++++ Records

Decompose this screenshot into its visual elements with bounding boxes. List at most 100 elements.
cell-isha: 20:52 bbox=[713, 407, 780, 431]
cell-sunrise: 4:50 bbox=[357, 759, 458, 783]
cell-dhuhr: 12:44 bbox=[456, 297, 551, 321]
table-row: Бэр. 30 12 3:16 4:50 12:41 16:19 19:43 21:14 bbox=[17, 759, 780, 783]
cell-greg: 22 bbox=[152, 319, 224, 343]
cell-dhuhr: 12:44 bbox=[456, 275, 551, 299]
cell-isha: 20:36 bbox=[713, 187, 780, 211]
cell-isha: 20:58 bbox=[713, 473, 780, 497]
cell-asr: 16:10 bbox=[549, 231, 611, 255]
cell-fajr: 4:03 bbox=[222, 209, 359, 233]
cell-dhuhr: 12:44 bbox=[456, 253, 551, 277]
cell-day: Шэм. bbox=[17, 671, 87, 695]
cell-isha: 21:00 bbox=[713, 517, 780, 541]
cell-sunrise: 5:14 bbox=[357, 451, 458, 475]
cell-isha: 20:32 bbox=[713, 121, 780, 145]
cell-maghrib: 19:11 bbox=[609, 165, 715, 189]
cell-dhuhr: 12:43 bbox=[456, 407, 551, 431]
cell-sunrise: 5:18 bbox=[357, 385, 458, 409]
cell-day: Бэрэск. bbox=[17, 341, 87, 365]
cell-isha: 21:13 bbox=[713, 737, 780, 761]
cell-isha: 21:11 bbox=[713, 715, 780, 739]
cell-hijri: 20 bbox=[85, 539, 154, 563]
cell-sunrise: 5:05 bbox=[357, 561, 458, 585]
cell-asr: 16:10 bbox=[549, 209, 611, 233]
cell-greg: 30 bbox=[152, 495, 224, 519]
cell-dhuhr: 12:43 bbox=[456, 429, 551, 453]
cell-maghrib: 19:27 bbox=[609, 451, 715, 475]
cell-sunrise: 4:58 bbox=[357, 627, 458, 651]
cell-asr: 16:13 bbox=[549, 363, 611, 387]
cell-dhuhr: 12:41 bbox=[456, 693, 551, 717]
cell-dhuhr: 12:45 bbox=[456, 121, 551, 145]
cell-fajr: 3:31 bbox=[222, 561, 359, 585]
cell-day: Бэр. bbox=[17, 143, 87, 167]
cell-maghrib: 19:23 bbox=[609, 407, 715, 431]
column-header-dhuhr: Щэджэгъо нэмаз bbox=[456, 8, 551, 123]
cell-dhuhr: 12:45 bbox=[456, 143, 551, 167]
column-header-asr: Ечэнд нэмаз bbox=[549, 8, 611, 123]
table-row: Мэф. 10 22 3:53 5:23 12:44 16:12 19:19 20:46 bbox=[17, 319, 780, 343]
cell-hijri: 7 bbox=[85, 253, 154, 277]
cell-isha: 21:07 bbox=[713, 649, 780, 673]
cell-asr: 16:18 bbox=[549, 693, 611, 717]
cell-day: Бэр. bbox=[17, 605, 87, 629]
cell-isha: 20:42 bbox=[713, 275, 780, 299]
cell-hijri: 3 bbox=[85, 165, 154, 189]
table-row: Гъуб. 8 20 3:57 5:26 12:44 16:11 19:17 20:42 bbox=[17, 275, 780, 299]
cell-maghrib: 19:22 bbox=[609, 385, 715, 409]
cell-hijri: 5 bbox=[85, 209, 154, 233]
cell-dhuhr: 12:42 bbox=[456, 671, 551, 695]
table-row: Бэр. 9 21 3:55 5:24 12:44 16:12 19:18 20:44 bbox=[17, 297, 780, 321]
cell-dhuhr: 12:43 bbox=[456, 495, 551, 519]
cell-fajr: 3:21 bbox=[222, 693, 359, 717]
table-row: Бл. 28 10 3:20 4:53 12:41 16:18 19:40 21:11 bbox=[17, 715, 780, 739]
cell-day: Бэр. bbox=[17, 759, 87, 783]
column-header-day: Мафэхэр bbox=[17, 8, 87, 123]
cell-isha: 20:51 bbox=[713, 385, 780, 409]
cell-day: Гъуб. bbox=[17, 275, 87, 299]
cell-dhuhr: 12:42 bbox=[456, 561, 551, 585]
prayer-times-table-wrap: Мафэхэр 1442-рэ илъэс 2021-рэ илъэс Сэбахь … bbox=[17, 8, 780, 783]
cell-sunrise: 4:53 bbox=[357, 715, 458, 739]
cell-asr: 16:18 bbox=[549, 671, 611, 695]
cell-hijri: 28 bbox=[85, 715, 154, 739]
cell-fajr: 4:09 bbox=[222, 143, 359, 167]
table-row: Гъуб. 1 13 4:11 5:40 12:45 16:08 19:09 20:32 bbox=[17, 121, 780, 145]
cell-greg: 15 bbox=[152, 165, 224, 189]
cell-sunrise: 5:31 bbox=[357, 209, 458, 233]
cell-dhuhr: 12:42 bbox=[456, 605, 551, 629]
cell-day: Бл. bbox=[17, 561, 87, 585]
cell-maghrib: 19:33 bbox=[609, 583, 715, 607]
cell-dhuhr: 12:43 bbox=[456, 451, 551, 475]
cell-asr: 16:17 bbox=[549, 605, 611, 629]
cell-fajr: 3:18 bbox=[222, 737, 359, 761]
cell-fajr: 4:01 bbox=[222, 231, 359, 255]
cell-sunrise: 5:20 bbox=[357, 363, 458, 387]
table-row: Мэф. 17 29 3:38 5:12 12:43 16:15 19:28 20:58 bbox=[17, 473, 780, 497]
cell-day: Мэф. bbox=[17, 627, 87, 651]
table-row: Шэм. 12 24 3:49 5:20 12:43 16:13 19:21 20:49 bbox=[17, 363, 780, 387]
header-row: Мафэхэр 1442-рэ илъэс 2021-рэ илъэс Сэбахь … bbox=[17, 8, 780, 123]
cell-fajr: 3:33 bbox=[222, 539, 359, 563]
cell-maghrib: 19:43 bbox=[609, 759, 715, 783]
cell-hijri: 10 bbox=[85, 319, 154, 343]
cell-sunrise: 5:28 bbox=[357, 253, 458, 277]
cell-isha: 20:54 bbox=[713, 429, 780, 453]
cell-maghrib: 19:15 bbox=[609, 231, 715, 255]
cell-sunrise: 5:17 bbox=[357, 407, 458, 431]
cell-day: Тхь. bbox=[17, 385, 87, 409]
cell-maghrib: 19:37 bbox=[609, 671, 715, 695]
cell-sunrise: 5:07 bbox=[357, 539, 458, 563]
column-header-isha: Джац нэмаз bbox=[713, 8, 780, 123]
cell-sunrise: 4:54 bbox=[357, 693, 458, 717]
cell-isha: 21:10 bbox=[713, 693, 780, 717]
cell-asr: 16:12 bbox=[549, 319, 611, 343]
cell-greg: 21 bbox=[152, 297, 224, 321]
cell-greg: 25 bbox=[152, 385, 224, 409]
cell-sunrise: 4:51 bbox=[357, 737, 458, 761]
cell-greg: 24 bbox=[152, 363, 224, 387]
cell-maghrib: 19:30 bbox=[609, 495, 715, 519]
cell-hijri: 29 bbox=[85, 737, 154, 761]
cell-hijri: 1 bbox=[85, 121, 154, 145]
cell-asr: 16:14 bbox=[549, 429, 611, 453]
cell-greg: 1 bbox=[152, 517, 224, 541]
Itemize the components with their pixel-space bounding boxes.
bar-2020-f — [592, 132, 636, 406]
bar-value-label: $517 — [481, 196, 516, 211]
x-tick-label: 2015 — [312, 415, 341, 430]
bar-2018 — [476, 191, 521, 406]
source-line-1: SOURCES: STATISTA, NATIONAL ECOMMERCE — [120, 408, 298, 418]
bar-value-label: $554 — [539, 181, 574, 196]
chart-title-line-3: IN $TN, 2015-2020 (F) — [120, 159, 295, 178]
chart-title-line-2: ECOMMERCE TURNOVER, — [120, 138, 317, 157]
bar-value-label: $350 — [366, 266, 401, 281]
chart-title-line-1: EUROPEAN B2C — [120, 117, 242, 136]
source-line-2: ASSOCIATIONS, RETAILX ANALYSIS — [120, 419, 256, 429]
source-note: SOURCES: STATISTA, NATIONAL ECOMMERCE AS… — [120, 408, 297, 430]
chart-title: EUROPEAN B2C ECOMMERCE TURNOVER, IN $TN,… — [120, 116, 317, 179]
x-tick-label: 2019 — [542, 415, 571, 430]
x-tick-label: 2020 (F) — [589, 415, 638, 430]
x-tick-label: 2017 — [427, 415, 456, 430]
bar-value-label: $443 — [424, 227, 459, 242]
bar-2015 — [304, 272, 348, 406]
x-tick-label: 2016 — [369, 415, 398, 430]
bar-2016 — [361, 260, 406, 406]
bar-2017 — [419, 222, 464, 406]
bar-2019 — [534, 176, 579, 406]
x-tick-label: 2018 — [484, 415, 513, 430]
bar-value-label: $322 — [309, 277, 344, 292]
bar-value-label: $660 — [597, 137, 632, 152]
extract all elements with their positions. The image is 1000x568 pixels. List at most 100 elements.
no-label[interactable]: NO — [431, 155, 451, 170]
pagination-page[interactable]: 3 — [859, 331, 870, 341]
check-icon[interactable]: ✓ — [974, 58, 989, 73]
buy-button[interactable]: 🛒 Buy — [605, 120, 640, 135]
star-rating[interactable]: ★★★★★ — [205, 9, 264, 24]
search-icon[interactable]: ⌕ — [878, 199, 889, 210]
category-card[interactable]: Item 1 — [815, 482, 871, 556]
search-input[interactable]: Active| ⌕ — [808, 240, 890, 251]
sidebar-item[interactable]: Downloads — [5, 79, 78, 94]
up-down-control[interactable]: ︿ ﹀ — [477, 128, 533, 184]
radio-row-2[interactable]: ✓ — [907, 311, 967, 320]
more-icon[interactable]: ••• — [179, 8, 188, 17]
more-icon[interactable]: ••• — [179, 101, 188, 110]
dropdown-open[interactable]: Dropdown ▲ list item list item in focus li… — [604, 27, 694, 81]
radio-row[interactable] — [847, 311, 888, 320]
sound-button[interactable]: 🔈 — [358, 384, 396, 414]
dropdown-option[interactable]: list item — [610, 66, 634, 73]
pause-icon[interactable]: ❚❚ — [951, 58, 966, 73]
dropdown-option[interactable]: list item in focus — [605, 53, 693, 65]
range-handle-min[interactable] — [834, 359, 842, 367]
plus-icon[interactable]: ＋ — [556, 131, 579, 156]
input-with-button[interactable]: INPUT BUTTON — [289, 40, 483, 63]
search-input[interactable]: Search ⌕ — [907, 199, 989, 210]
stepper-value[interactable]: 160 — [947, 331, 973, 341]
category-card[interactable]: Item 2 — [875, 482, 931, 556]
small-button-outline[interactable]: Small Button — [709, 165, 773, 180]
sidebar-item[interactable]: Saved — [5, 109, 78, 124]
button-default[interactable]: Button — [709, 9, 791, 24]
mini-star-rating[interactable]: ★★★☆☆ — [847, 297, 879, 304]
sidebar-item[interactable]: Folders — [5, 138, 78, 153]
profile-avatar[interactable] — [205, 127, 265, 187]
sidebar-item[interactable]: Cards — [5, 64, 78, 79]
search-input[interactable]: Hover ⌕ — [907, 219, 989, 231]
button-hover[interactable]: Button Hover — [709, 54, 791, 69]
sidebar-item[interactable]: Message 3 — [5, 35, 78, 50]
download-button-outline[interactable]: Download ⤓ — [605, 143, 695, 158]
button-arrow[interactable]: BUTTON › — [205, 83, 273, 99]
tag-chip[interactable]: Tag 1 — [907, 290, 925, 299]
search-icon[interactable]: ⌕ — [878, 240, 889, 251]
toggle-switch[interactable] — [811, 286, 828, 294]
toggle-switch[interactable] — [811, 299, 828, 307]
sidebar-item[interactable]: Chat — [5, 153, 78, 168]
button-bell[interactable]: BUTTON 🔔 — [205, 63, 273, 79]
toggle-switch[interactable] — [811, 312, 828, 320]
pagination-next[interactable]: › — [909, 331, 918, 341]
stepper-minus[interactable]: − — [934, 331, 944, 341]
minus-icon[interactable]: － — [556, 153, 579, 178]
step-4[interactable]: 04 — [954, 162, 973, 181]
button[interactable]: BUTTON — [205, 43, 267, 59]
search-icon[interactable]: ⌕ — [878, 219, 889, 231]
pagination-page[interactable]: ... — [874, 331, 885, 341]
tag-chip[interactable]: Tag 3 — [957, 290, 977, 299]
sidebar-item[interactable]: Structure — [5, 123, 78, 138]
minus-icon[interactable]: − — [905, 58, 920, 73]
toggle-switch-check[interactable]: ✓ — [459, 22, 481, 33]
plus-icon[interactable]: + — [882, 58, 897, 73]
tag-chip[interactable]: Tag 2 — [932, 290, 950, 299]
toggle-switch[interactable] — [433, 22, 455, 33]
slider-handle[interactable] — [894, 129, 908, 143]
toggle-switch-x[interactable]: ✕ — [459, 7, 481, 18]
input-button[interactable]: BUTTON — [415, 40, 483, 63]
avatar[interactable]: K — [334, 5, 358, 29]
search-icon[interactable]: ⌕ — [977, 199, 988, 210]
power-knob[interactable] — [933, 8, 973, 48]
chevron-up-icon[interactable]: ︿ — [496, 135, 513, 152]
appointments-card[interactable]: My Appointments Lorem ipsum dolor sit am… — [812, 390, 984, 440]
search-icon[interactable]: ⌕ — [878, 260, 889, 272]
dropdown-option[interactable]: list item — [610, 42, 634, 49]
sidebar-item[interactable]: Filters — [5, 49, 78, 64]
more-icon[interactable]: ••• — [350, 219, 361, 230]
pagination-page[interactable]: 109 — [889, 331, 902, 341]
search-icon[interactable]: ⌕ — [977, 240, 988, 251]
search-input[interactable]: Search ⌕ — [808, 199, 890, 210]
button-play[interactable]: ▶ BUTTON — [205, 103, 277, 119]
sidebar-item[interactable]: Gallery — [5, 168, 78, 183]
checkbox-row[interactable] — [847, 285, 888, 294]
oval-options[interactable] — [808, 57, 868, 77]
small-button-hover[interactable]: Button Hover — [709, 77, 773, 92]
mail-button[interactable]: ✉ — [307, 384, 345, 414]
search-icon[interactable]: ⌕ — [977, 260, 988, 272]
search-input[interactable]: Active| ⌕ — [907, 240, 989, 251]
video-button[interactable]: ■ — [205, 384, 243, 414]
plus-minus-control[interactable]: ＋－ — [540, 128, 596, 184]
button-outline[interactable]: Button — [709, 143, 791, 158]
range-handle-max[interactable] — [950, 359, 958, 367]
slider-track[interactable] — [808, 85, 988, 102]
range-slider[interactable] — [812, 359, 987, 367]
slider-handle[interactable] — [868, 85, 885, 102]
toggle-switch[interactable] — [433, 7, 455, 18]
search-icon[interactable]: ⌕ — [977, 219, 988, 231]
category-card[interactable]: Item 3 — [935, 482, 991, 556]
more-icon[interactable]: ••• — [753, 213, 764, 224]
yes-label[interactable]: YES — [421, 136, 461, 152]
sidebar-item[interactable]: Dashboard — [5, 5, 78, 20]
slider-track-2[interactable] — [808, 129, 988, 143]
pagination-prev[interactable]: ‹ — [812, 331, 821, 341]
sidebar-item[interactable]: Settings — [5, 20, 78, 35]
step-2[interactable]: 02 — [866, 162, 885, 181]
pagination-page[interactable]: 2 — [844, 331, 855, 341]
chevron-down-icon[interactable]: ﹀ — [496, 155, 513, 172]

++++++++

▸ **Prompt**
Write out the data from its first line through the line that contains "cell-maghrib: 19:23 bbox=[609, 407, 715, 431]", including both of those lines and changing nothing.

▸ **Solution for this exercise**
Decompose this screenshot into its visual elements with bounding boxes. List at most 100 elements.
cell-isha: 20:52 bbox=[713, 407, 780, 431]
cell-sunrise: 4:50 bbox=[357, 759, 458, 783]
cell-dhuhr: 12:44 bbox=[456, 297, 551, 321]
table-row: Бэр. 30 12 3:16 4:50 12:41 16:19 19:43 21:14 bbox=[17, 759, 780, 783]
cell-greg: 22 bbox=[152, 319, 224, 343]
cell-dhuhr: 12:44 bbox=[456, 275, 551, 299]
cell-isha: 20:36 bbox=[713, 187, 780, 211]
cell-isha: 20:58 bbox=[713, 473, 780, 497]
cell-asr: 16:10 bbox=[549, 231, 611, 255]
cell-fajr: 4:03 bbox=[222, 209, 359, 233]
cell-dhuhr: 12:44 bbox=[456, 253, 551, 277]
cell-day: Шэм. bbox=[17, 671, 87, 695]
cell-isha: 21:00 bbox=[713, 517, 780, 541]
cell-sunrise: 5:14 bbox=[357, 451, 458, 475]
cell-isha: 20:32 bbox=[713, 121, 780, 145]
cell-maghrib: 19:11 bbox=[609, 165, 715, 189]
cell-dhuhr: 12:43 bbox=[456, 407, 551, 431]
cell-sunrise: 5:18 bbox=[357, 385, 458, 409]
cell-day: Бэрэск. bbox=[17, 341, 87, 365]
cell-isha: 21:13 bbox=[713, 737, 780, 761]
cell-isha: 21:11 bbox=[713, 715, 780, 739]
cell-hijri: 20 bbox=[85, 539, 154, 563]
cell-sunrise: 5:05 bbox=[357, 561, 458, 585]
cell-asr: 16:10 bbox=[549, 209, 611, 233]
cell-greg: 30 bbox=[152, 495, 224, 519]
cell-dhuhr: 12:43 bbox=[456, 429, 551, 453]
cell-maghrib: 19:27 bbox=[609, 451, 715, 475]
cell-sunrise: 4:58 bbox=[357, 627, 458, 651]
cell-asr: 16:13 bbox=[549, 363, 611, 387]
cell-dhuhr: 12:41 bbox=[456, 693, 551, 717]
cell-dhuhr: 12:45 bbox=[456, 121, 551, 145]
cell-fajr: 3:31 bbox=[222, 561, 359, 585]
cell-day: Бэр. bbox=[17, 143, 87, 167]
cell-maghrib: 19:23 bbox=[609, 407, 715, 431]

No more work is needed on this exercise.